YOUR INSTRUCTIONS>
From the entries below, copy every line where the string "knop" appears.
## begin
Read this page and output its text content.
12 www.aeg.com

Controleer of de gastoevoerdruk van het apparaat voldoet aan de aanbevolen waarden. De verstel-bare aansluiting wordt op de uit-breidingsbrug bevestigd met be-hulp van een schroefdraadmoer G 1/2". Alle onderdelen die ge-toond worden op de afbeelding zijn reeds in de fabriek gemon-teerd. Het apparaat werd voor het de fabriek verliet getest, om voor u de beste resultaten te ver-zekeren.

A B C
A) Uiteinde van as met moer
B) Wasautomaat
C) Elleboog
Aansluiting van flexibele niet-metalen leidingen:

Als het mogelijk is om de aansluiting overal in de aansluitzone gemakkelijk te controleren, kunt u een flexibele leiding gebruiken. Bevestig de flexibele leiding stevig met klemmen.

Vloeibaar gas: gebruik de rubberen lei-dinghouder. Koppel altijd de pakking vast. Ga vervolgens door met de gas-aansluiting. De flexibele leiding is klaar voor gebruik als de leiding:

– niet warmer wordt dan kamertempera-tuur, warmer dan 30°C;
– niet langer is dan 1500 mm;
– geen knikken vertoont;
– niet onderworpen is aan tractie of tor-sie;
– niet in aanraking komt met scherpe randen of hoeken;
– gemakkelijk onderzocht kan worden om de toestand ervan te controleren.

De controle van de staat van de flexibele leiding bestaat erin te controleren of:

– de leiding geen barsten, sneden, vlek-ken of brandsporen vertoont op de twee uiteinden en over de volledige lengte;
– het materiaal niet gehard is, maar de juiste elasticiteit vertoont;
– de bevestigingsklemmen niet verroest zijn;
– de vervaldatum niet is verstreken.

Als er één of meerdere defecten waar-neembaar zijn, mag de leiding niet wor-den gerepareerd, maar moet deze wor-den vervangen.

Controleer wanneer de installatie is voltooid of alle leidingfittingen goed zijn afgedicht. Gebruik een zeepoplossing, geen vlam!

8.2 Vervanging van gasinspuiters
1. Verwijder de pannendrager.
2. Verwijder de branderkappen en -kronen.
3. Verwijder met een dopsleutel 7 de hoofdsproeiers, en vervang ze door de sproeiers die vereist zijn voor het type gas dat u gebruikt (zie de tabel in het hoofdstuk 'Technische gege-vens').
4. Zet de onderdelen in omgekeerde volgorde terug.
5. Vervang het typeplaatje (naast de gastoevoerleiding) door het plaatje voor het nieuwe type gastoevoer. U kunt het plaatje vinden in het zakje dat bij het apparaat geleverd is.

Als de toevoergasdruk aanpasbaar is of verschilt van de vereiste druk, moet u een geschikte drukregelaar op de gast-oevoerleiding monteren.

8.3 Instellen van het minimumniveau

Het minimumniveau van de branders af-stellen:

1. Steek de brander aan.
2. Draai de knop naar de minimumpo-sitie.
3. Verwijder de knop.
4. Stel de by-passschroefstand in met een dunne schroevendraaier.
## end
## begin
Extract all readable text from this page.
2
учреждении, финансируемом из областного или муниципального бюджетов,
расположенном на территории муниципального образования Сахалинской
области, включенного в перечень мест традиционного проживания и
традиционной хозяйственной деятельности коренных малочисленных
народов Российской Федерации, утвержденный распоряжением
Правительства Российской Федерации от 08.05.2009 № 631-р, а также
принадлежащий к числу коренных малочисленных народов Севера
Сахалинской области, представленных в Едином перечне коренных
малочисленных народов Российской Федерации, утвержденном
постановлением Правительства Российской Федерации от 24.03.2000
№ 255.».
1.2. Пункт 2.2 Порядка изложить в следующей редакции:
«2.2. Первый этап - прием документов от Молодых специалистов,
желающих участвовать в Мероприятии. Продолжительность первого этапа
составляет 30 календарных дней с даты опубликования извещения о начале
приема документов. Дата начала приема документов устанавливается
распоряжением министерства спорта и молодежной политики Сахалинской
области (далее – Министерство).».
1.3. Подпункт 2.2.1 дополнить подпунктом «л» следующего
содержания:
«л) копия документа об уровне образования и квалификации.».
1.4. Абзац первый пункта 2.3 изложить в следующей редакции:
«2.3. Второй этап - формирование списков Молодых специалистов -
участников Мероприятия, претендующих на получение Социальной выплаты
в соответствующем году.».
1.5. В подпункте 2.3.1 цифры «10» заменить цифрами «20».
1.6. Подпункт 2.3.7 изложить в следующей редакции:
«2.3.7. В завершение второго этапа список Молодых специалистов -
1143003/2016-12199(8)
## end
SOLUTION>
2. Draai de knop naar de minimumpo-sitie.
3. Verwijder de knop.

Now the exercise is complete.